(Figure collection entries)
** begin **

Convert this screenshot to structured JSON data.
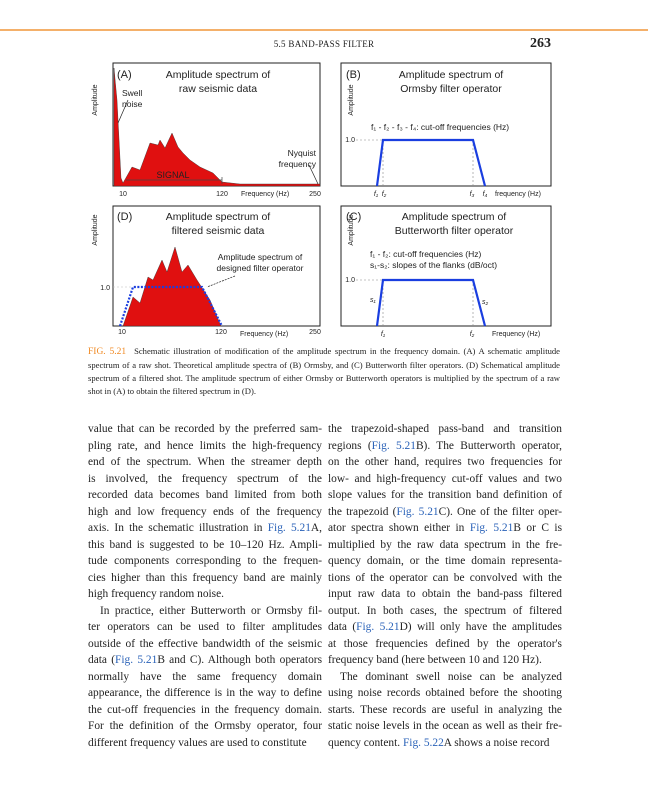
{
  "header": {
    "running_title": "5.5 BAND-PASS FILTER",
    "page_number": "263"
  },
  "colors": {
    "accent": "#f08a24",
    "link": "#2a62b8",
    "spectrum": "#e01010",
    "operator": "#1a3ee0"
  },
  "figure": {
    "panel_a": {
      "label": "(A)",
      "title1": "Amplitude spectrum of",
      "title2": "raw seismic data",
      "ylabel": "Amplitude",
      "swell1": "Swell",
      "swell2": "noise",
      "nyq1": "Nyquist",
      "nyq2": "frequency",
      "signal": "SIGNAL",
      "x_ticks": [
        "10",
        "120",
        "250"
      ],
      "xlabel": "Frequency (Hz)"
    },
    "panel_b": {
      "label": "(B)",
      "title1": "Amplitude spectrum of",
      "title2": "Ormsby filter operator",
      "ylabel": "Amplitude",
      "note": "f₁ - f₂ - f₃ - f₄: cut-off frequencies (Hz)",
      "level": "1.0",
      "x_ticks": [
        "f₁",
        "f₂",
        "f₃",
        "f₄"
      ],
      "xlabel": "frequency (Hz)"
    },
    "panel_d": {
      "label": "(D)",
      "title1": "Amplitude spectrum of",
      "title2": "filtered seismic data",
      "ylabel": "Amplitude",
      "note1": "Amplitude spectrum of",
      "note2": "designed filter operator",
      "level": "1.0",
      "x_ticks": [
        "10",
        "120",
        "250"
      ],
      "xlabel": "Frequency (Hz)"
    },
    "panel_c": {
      "label": "(C)",
      "title1": "Amplitude spectrum of",
      "title2": "Butterworth filter operator",
      "ylabel": "Amplitude",
      "note1": "f₁ - f₂: cut-off frequencies (Hz)",
      "note2": "s₁-s₂: slopes of the flanks (dB/oct)",
      "level": "1.0",
      "s1": "s₁",
      "s2": "s₂",
      "x_ticks": [
        "f₁",
        "f₂"
      ],
      "xlabel": "Frequency (Hz)"
    }
  },
  "caption": {
    "label": "FIG. 5.21",
    "text": "Schematic illustration of modification of the amplitude spectrum in the frequency domain. (A) A schematic amplitude spectrum of a raw shot. Theoretical amplitude spectra of (B) Ormsby, and (C) Butterworth filter operators. (D) Schematical amplitude spectrum of a filtered shot. The amplitude spectrum of either Ormsby or Butterworth operators is multiplied by the spectrum of a raw shot in (A) to obtain the filtered spectrum in (D)."
  },
  "body": {
    "left": [
      [
        [
          "value that can be recorded by the preferred sam-",
          0
        ]
      ],
      [
        [
          "pling rate, and hence limits the high-frequency",
          0
        ]
      ],
      [
        [
          "end of the spectrum. When the streamer depth",
          0
        ]
      ],
      [
        [
          "is involved, the frequency spectrum of the",
          0
        ]
      ],
      [
        [
          "recorded data becomes band limited from both",
          0
        ]
      ],
      [
        [
          "high and low frequency ends of the frequency",
          0
        ]
      ],
      [
        [
          "axis. In the schematic illustration in ",
          0
        ],
        [
          "Fig. 5.21",
          1
        ],
        [
          "A,",
          0
        ]
      ],
      [
        [
          "this band is suggested to be 10–120 Hz. Ampli-",
          0
        ]
      ],
      [
        [
          "tude components corresponding to the frequen-",
          0
        ]
      ],
      [
        [
          "cies higher than this frequency band are mainly",
          0
        ]
      ],
      [
        [
          "high frequency random noise.",
          0
        ]
      ],
      [
        [
          "In practice, either Butterworth or Ormsby fil-",
          0
        ]
      ],
      [
        [
          "ter operators can be used to filter amplitudes",
          0
        ]
      ],
      [
        [
          "outside of the effective bandwidth of the seismic",
          0
        ]
      ],
      [
        [
          "data (",
          0
        ],
        [
          "Fig. 5.21",
          1
        ],
        [
          "B and C). Although both operators",
          0
        ]
      ],
      [
        [
          "normally have the same frequency domain",
          0
        ]
      ],
      [
        [
          "appearance, the difference is in the way to define",
          0
        ]
      ],
      [
        [
          "the cut-off frequencies in the frequency domain.",
          0
        ]
      ],
      [
        [
          "For the definition of the Ormsby operator, four",
          0
        ]
      ],
      [
        [
          "different frequency values are used to constitute",
          0
        ]
      ]
    ],
    "right": [
      [
        [
          "the trapezoid-shaped pass-band and transition",
          0
        ]
      ],
      [
        [
          "regions (",
          0
        ],
        [
          "Fig. 5.21",
          1
        ],
        [
          "B). The Butterworth operator,",
          0
        ]
      ],
      [
        [
          "on the other hand, requires two frequencies for",
          0
        ]
      ],
      [
        [
          "low- and high-frequency cut-off values and two",
          0
        ]
      ],
      [
        [
          "slope values for the transition band definition of",
          0
        ]
      ],
      [
        [
          "the trapezoid (",
          0
        ],
        [
          "Fig. 5.21",
          1
        ],
        [
          "C). One of the filter oper-",
          0
        ]
      ],
      [
        [
          "ator spectra shown either in ",
          0
        ],
        [
          "Fig. 5.21",
          1
        ],
        [
          "B or C is",
          0
        ]
      ],
      [
        [
          "multiplied by the raw data spectrum in the fre-",
          0
        ]
      ],
      [
        [
          "quency domain, or the time domain representa-",
          0
        ]
      ],
      [
        [
          "tions of the operator can be convolved with the",
          0
        ]
      ],
      [
        [
          "input raw data to obtain the band-pass filtered",
          0
        ]
      ],
      [
        [
          "output. In both cases, the spectrum of filtered",
          0
        ]
      ],
      [
        [
          "data (",
          0
        ],
        [
          "Fig. 5.21",
          1
        ],
        [
          "D) will only have the amplitudes",
          0
        ]
      ],
      [
        [
          "at those frequencies defined by the operator's",
          0
        ]
      ],
      [
        [
          "frequency band (here between 10 and 120 Hz).",
          0
        ]
      ],
      [
        [
          "The dominant swell noise can be analyzed",
          0
        ]
      ],
      [
        [
          "using noise records obtained before the shooting",
          0
        ]
      ],
      [
        [
          "starts. These records are useful in analyzing the",
          0
        ]
      ],
      [
        [
          "static noise levels in the ocean as well as their fre-",
          0
        ]
      ],
      [
        [
          "quency content. ",
          0
        ],
        [
          "Fig. 5.22",
          1
        ],
        [
          "A shows a noise record",
          0
        ]
      ]
    ]
  }
}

** end **

> Objective
Skipping the pictures, transcribe each line above exactly as it appears.

> Output below
Convert this screenshot to structured JSON data.
{
  "header": {
    "running_title": "5.5 BAND-PASS FILTER",
    "page_number": "263"
  },
  "colors": {
    "accent": "#f08a24",
    "link": "#2a62b8",
    "spectrum": "#e01010",
    "operator": "#1a3ee0"
  },
  "figure": {
    "panel_a": {
      "label": "(A)",
      "title1": "Amplitude spectrum of",
      "title2": "raw seismic data",
      "ylabel": "Amplitude",
      "swell1": "Swell",
      "swell2": "noise",
      "nyq1": "Nyquist",
      "nyq2": "frequency",
      "signal": "SIGNAL",
      "x_ticks": [
        "10",
        "120",
        "250"
      ],
      "xlabel": "Frequency (Hz)"
    },
    "panel_b": {
      "label": "(B)",
      "title1": "Amplitude spectrum of",
      "title2": "Ormsby filter operator",
      "ylabel": "Amplitude",
      "note": "f₁ - f₂ - f₃ - f₄: cut-off frequencies (Hz)",
      "level": "1.0",
      "x_ticks": [
        "f₁",
        "f₂",
        "f₃",
        "f₄"
      ],
      "xlabel": "frequency (Hz)"
    },
    "panel_d": {
      "label": "(D)",
      "title1": "Amplitude spectrum of",
      "title2": "filtered seismic data",
      "ylabel": "Amplitude",
      "note1": "Amplitude spectrum of",
      "note2": "designed filter operator",
      "level": "1.0",
      "x_ticks": [
        "10",
        "120",
        "250"
      ],
      "xlabel": "Frequency (Hz)"
    },
    "panel_c": {
      "label": "(C)",
      "title1": "Amplitude spectrum of",
      "title2": "Butterworth filter operator",
      "ylabel": "Amplitude",
      "note1": "f₁ - f₂: cut-off frequencies (Hz)",
      "note2": "s₁-s₂: slopes of the flanks (dB/oct)",
      "level": "1.0",
      "s1": "s₁",
      "s2": "s₂",
      "x_ticks": [
        "f₁",
        "f₂"
      ],
      "xlabel": "Frequency (Hz)"
    }
  },
  "caption": {
    "label": "FIG. 5.21",
    "text": "Schematic illustration of modification of the amplitude spectrum in the frequency domain. (A) A schematic amplitude spectrum of a raw shot. Theoretical amplitude spectra of (B) Ormsby, and (C) Butterworth filter operators. (D) Schematical amplitude spectrum of a filtered shot. The amplitude spectrum of either Ormsby or Butterworth operators is multiplied by the spectrum of a raw shot in (A) to obtain the filtered spectrum in (D)."
  },
  "body": {
    "left": [
      [
        [
          "value that can be recorded by the preferred sam-",
          0
        ]
      ],
      [
        [
          "pling rate, and hence limits the high-frequency",
          0
        ]
      ],
      [
        [
          "end of the spectrum. When the streamer depth",
          0
        ]
      ],
      [
        [
          "is involved, the frequency spectrum of the",
          0
        ]
      ],
      [
        [
          "recorded data becomes band limited from both",
          0
        ]
      ],
      [
        [
          "high and low frequency ends of the frequency",
          0
        ]
      ],
      [
        [
          "axis. In the schematic illustration in ",
          0
        ],
        [
          "Fig. 5.21",
          1
        ],
        [
          "A,",
          0
        ]
      ],
      [
        [
          "this band is suggested to be 10–120 Hz. Ampli-",
          0
        ]
      ],
      [
        [
          "tude components corresponding to the frequen-",
          0
        ]
      ],
      [
        [
          "cies higher than this frequency band are mainly",
          0
        ]
      ],
      [
        [
          "high frequency random noise.",
          0
        ]
      ],
      [
        [
          "In practice, either Butterworth or Ormsby fil-",
          0
        ]
      ],
      [
        [
          "ter operators can be used to filter amplitudes",
          0
        ]
      ],
      [
        [
          "outside of the effective bandwidth of the seismic",
          0
        ]
      ],
      [
        [
          "data (",
          0
        ],
        [
          "Fig. 5.21",
          1
        ],
        [
          "B and C). Although both operators",
          0
        ]
      ],
      [
        [
          "normally have the same frequency domain",
          0
        ]
      ],
      [
        [
          "appearance, the difference is in the way to define",
          0
        ]
      ],
      [
        [
          "the cut-off frequencies in the frequency domain.",
          0
        ]
      ],
      [
        [
          "For the definition of the Ormsby operator, four",
          0
        ]
      ],
      [
        [
          "different frequency values are used to constitute",
          0
        ]
      ]
    ],
    "right": [
      [
        [
          "the trapezoid-shaped pass-band and transition",
          0
        ]
      ],
      [
        [
          "regions (",
          0
        ],
        [
          "Fig. 5.21",
          1
        ],
        [
          "B). The Butterworth operator,",
          0
        ]
      ],
      [
        [
          "on the other hand, requires two frequencies for",
          0
        ]
      ],
      [
        [
          "low- and high-frequency cut-off values and two",
          0
        ]
      ],
      [
        [
          "slope values for the transition band definition of",
          0
        ]
      ],
      [
        [
          "the trapezoid (",
          0
        ],
        [
          "Fig. 5.21",
          1
        ],
        [
          "C). One of the filter oper-",
          0
        ]
      ],
      [
        [
          "ator spectra shown either in ",
          0
        ],
        [
          "Fig. 5.21",
          1
        ],
        [
          "B or C is",
          0
        ]
      ],
      [
        [
          "multiplied by the raw data spectrum in the fre-",
          0
        ]
      ],
      [
        [
          "quency domain, or the time domain representa-",
          0
        ]
      ],
      [
        [
          "tions of the operator can be convolved with the",
          0
        ]
      ],
      [
        [
          "input raw data to obtain the band-pass filtered",
          0
        ]
      ],
      [
        [
          "output. In both cases, the spectrum of filtered",
          0
        ]
      ],
      [
        [
          "data (",
          0
        ],
        [
          "Fig. 5.21",
          1
        ],
        [
          "D) will only have the amplitudes",
          0
        ]
      ],
      [
        [
          "at those frequencies defined by the operator's",
          0
        ]
      ],
      [
        [
          "frequency band (here between 10 and 120 Hz).",
          0
        ]
      ],
      [
        [
          "The dominant swell noise can be analyzed",
          0
        ]
      ],
      [
        [
          "using noise records obtained before the shooting",
          0
        ]
      ],
      [
        [
          "starts. These records are useful in analyzing the",
          0
        ]
      ],
      [
        [
          "static noise levels in the ocean as well as their fre-",
          0
        ]
      ],
      [
        [
          "quency content. ",
          0
        ],
        [
          "Fig. 5.22",
          1
        ],
        [
          "A shows a noise record",
          0
        ]
      ]
    ]
  }
}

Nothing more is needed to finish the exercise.